WHAT TO DO:
Records follow. Select each line holding "circle".

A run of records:
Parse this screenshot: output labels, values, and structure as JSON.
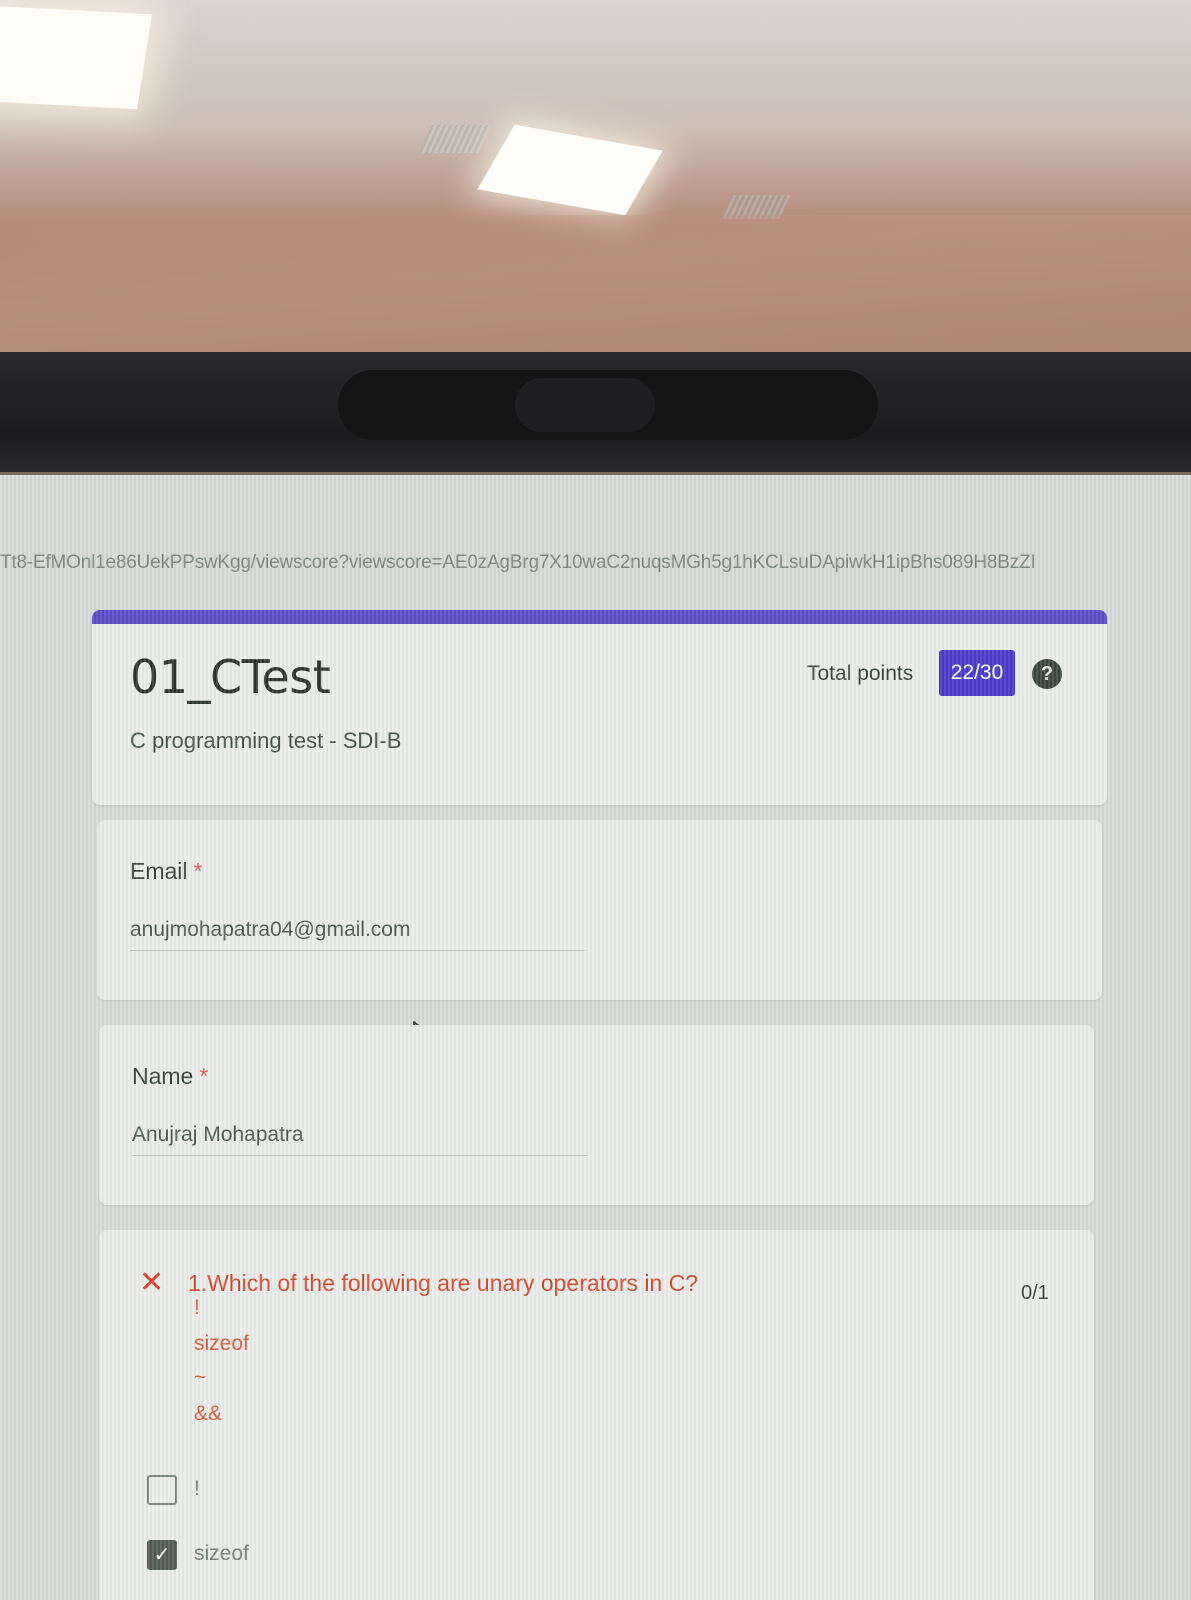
{
  "browser": {
    "url": "Tt8-EfMOnl1e86UekPPswKgg/viewscore?viewscore=AE0zAgBrg7X10waC2nuqsMGh5g1hKCLsuDApiwkH1ipBhs089H8BzZI"
  },
  "form": {
    "title": "01_CTest",
    "description": "C programming test - SDI-B",
    "total_points_label": "Total points",
    "total_points_value": "22/30",
    "help_icon": "?"
  },
  "fields": {
    "email": {
      "label": "Email",
      "required_mark": "*",
      "value": "anujmohapatra04@gmail.com"
    },
    "name": {
      "label": "Name",
      "required_mark": "*",
      "value": "Anujraj Mohapatra"
    }
  },
  "question_1": {
    "status_icon": "✕",
    "title": "1.Which of the following are unary operators in C?",
    "score": "0/1",
    "option_lines": [
      "!",
      "sizeof",
      "~",
      "&&"
    ],
    "choices": [
      {
        "label": "!",
        "checked": false
      },
      {
        "label": "sizeof",
        "checked": true
      }
    ]
  },
  "icons": {
    "help": "help-circle-icon",
    "wrong": "close-icon",
    "cursor": "mouse-pointer-icon"
  },
  "colors": {
    "accent": "#5a4bc6",
    "badge": "#4b39c7",
    "error": "#d93a2b"
  }
}
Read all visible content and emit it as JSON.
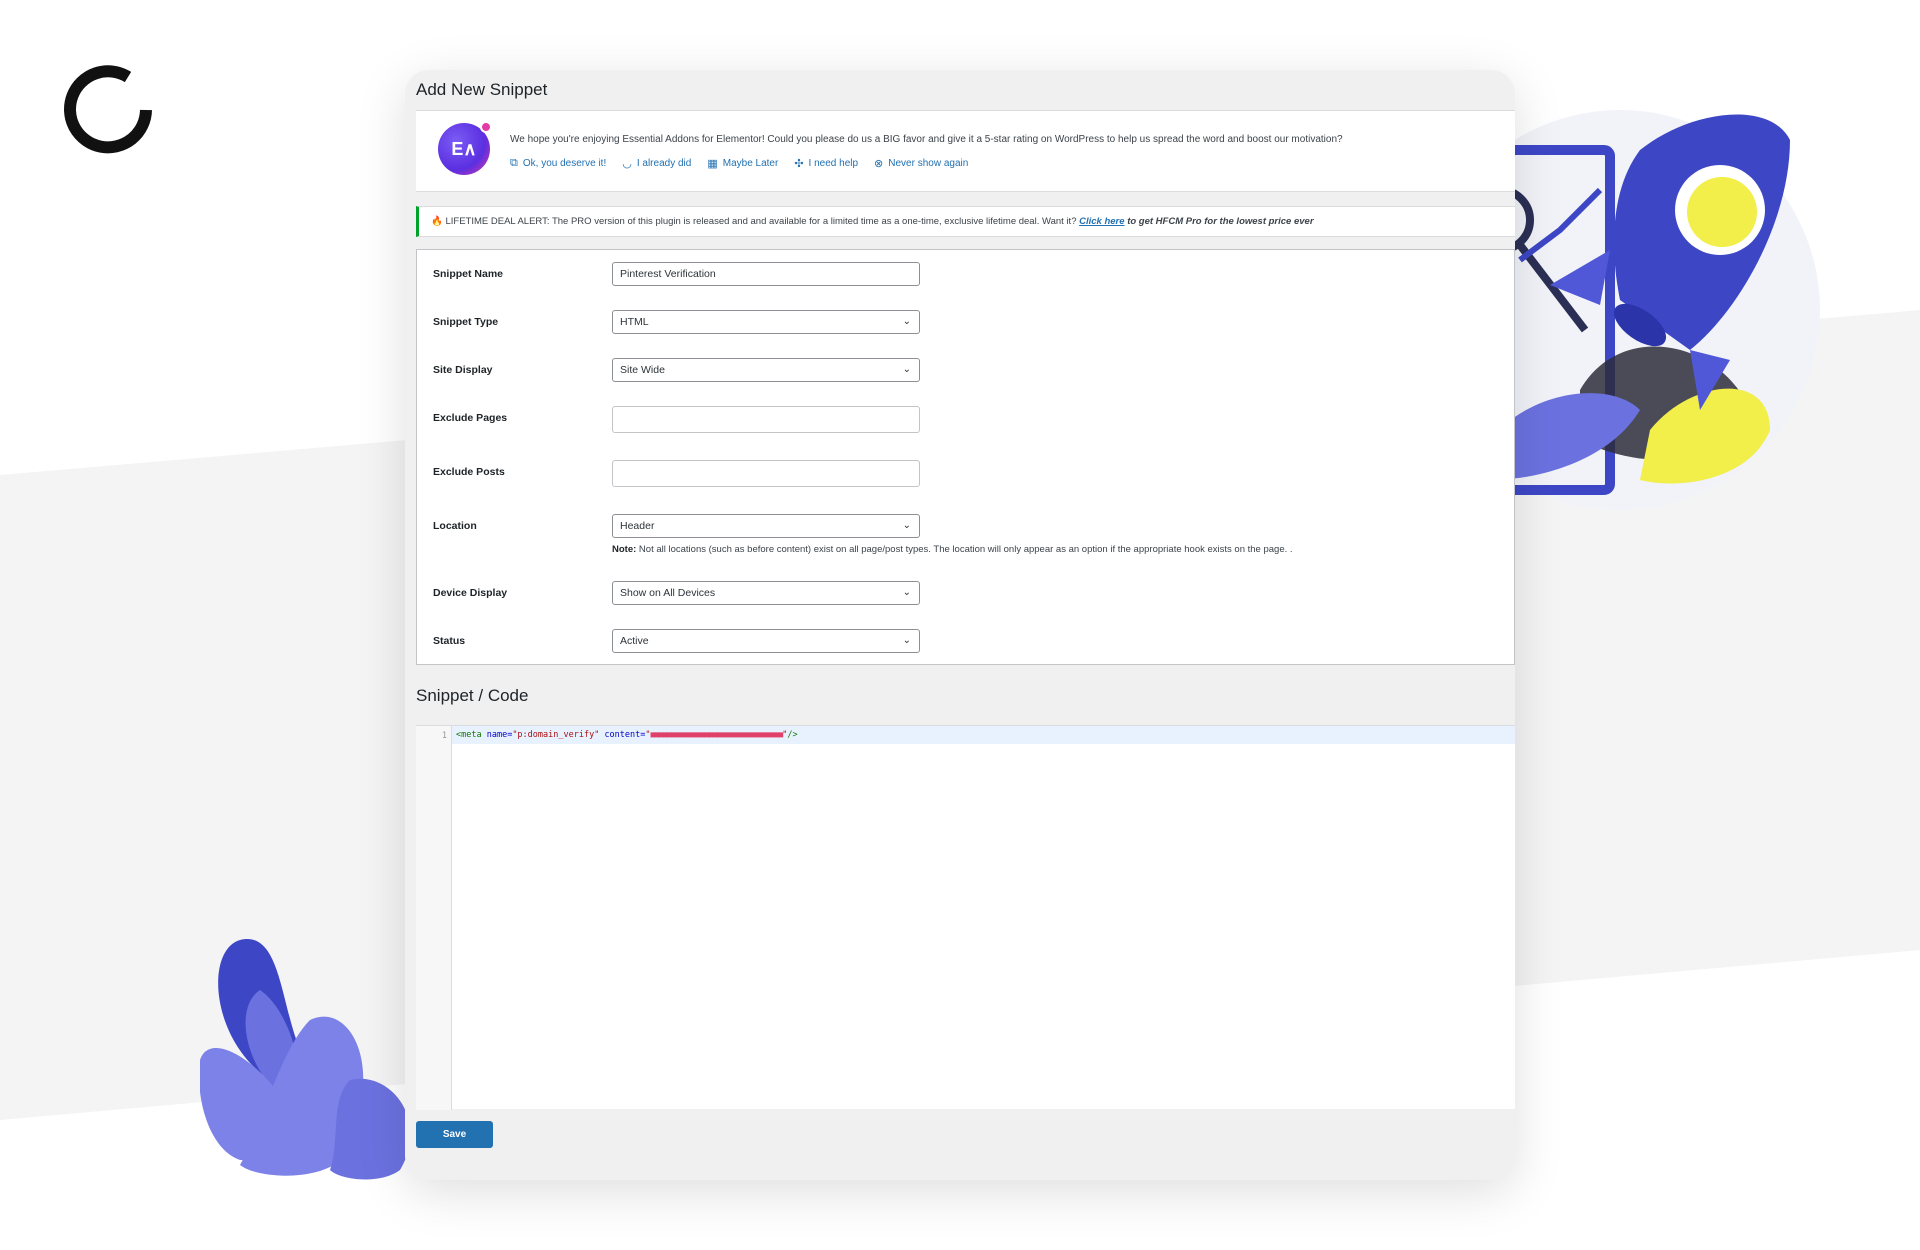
{
  "page": {
    "title": "Add New Snippet"
  },
  "ea_notice": {
    "logo_text": "E∧",
    "message": "We hope you're enjoying Essential Addons for Elementor! Could you please do us a BIG favor and give it a 5-star rating on WordPress to help us spread the word and boost our motivation?",
    "links": [
      {
        "icon": "external-link-icon",
        "label": "Ok, you deserve it!"
      },
      {
        "icon": "smile-icon",
        "label": "I already did"
      },
      {
        "icon": "calendar-icon",
        "label": "Maybe Later"
      },
      {
        "icon": "help-icon",
        "label": "I need help"
      },
      {
        "icon": "close-circle-icon",
        "label": "Never show again"
      }
    ]
  },
  "deal_notice": {
    "icon": "fire-icon",
    "text": "LIFETIME DEAL ALERT: The PRO version of this plugin is released and and available for a limited time as a one-time, exclusive lifetime deal. Want it?",
    "link_label": "Click here",
    "tail": "to get HFCM Pro for the lowest price ever"
  },
  "form": {
    "snippet_name": {
      "label": "Snippet Name",
      "value": "Pinterest Verification"
    },
    "snippet_type": {
      "label": "Snippet Type",
      "value": "HTML"
    },
    "site_display": {
      "label": "Site Display",
      "value": "Site Wide"
    },
    "exclude_pages": {
      "label": "Exclude Pages",
      "value": ""
    },
    "exclude_posts": {
      "label": "Exclude Posts",
      "value": ""
    },
    "location": {
      "label": "Location",
      "value": "Header",
      "note_bold": "Note:",
      "note": "Not all locations (such as before content) exist on all page/post types. The location will only appear as an option if the appropriate hook exists on the page. ."
    },
    "device_display": {
      "label": "Device Display",
      "value": "Show on All Devices"
    },
    "status": {
      "label": "Status",
      "value": "Active"
    }
  },
  "code": {
    "title": "Snippet / Code",
    "line_number": "1",
    "tag_open": "<meta",
    "attr_name": "name=",
    "value_name": "\"p:domain_verify\"",
    "attr_content": "content=",
    "quote_open": "\"",
    "redacted": "■■■■■■■■■■■■■■■■■■■■■■■■■■■■■■■■",
    "quote_close": "\"",
    "tag_close": "/>"
  },
  "actions": {
    "save_label": "Save"
  },
  "colors": {
    "accent": "#2271b1",
    "success_border": "#00a32a",
    "brand_purple": "#5b4fd8"
  }
}
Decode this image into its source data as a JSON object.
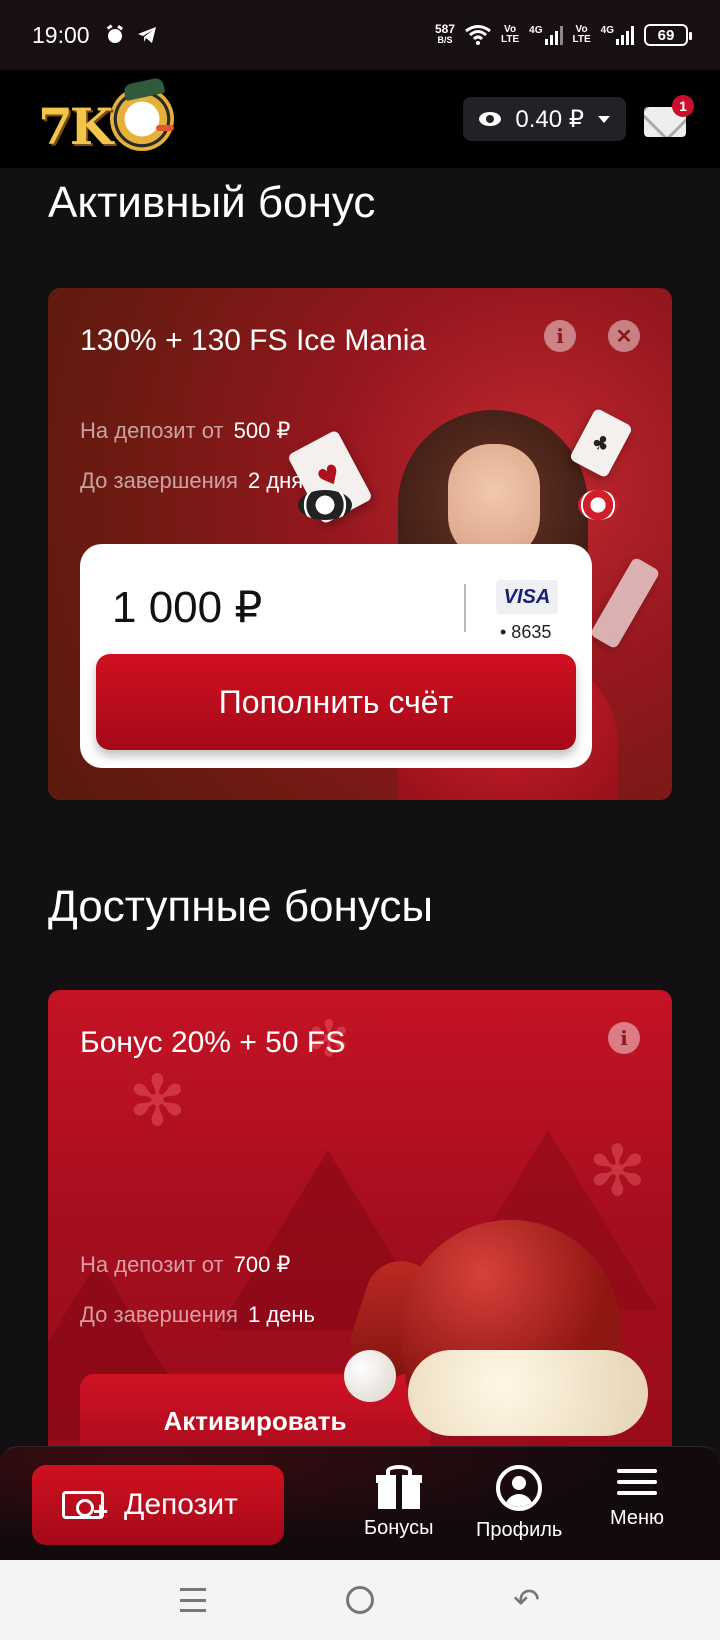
{
  "status_bar": {
    "time": "19:00",
    "net_speed": "587",
    "net_unit": "B/S",
    "sim1": "Vo\nLTE",
    "sim_net": "4G",
    "battery": "69",
    "alarm_icon": "alarm-icon",
    "telegram_icon": "telegram-icon"
  },
  "header": {
    "logo": "7K",
    "balance": "0.40 ₽",
    "mail_badge": "1"
  },
  "active_section": {
    "title": "Активный бонус",
    "card": {
      "title": "130% + 130 FS Ice Mania",
      "deposit_label": "На депозит от",
      "deposit_value": "500 ₽",
      "expiry_label": "До завершения",
      "expiry_value": "2 дня",
      "amount": "1 000 ₽",
      "card_brand": "VISA",
      "card_number": "• 8635",
      "button": "Пополнить счёт"
    }
  },
  "available_section": {
    "title": "Доступные бонусы",
    "card": {
      "title": "Бонус 20% + 50 FS",
      "deposit_label": "На депозит от",
      "deposit_value": "700 ₽",
      "expiry_label": "До завершения",
      "expiry_value": "1 день",
      "button": "Активировать"
    }
  },
  "bottom_nav": {
    "deposit": "Депозит",
    "bonuses": "Бонусы",
    "profile": "Профиль",
    "menu": "Меню"
  }
}
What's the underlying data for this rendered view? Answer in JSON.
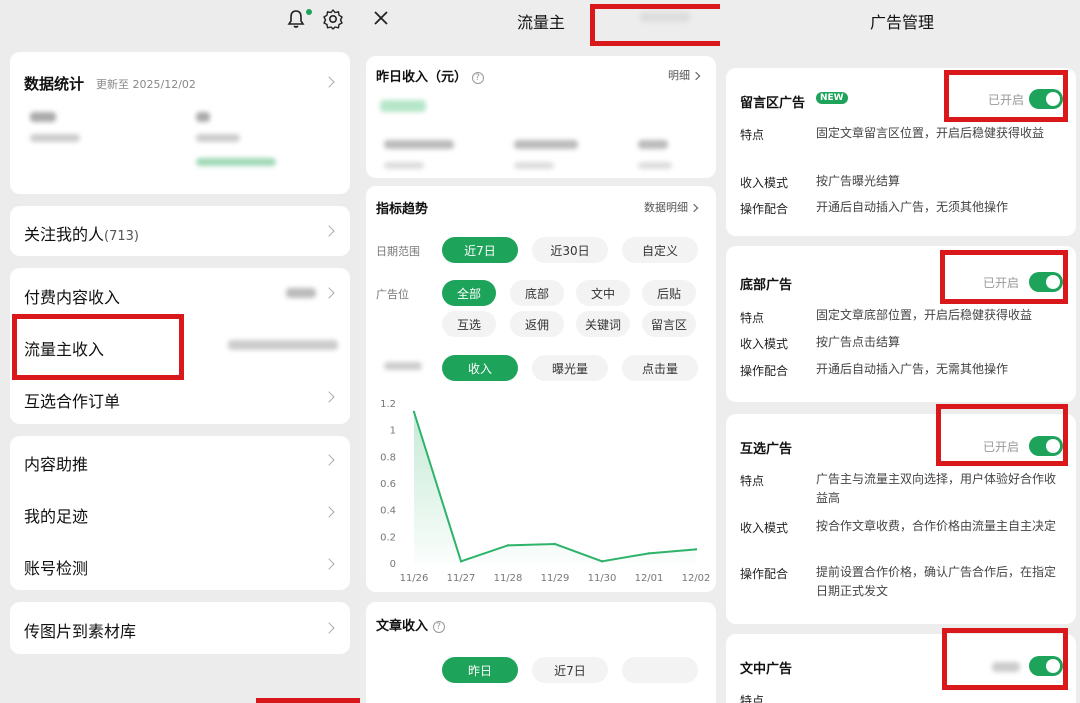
{
  "left": {
    "stats_title": "数据统计",
    "stats_updated": "更新至 2025/12/02",
    "followers_label": "关注我的人",
    "followers_count": "(713)",
    "menu_group1": [
      "付费内容收入",
      "流量主收入",
      "互选合作订单"
    ],
    "menu_group2": [
      "内容助推",
      "我的足迹",
      "账号检测"
    ],
    "upload_label": "传图片到素材库"
  },
  "middle": {
    "close_icon": "close-icon",
    "title": "流量主",
    "yesterday_title": "昨日收入（元）",
    "yesterday_detail": "明细",
    "trend_title": "指标趋势",
    "trend_detail": "数据明细",
    "date_range_label": "日期范围",
    "date_ranges": [
      "近7日",
      "近30日",
      "自定义"
    ],
    "ad_position_label": "广告位",
    "ad_positions_row1": [
      "全部",
      "底部",
      "文中",
      "后贴"
    ],
    "ad_positions_row2": [
      "互选",
      "返佣",
      "关键词",
      "留言区"
    ],
    "metrics": [
      "收入",
      "曝光量",
      "点击量"
    ],
    "article_income_title": "文章收入",
    "article_tabs": [
      "昨日",
      "近7日"
    ],
    "accent": "#1ea35a"
  },
  "chart_data": {
    "type": "line",
    "x": [
      "11/26",
      "11/27",
      "11/28",
      "11/29",
      "11/30",
      "12/01",
      "12/02"
    ],
    "values": [
      1.14,
      0.02,
      0.14,
      0.15,
      0.02,
      0.08,
      0.11
    ],
    "yticks": [
      "1.2",
      "1",
      "0.8",
      "0.6",
      "0.4",
      "0.2",
      "0"
    ],
    "ylim": [
      0,
      1.2
    ],
    "color": "#2fb36a"
  },
  "right": {
    "title": "广告管理",
    "k_feature": "特点",
    "k_mode": "收入模式",
    "k_operation": "操作配合",
    "enabled_text": "已开启",
    "new_badge": "NEW",
    "ads": [
      {
        "name": "留言区广告",
        "feature": "固定文章留言区位置，开启后稳健获得收益",
        "mode": "按广告曝光结算",
        "operation": "开通后自动插入广告，无须其他操作"
      },
      {
        "name": "底部广告",
        "feature": "固定文章底部位置，开启后稳健获得收益",
        "mode": "按广告点击结算",
        "operation": "开通后自动插入广告，无需其他操作"
      },
      {
        "name": "互选广告",
        "feature": "广告主与流量主双向选择，用户体验好合作收益高",
        "mode": "按合作文章收费，合作价格由流量主自主决定",
        "operation": "提前设置合作价格，确认广告合作后，在指定日期正式发文"
      },
      {
        "name": "文中广告"
      }
    ],
    "last_feature_partial": "特点"
  }
}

RESULT OF THIS TASK:
    "help": "help-circle-icon",
        "icon": "close-circle-icon",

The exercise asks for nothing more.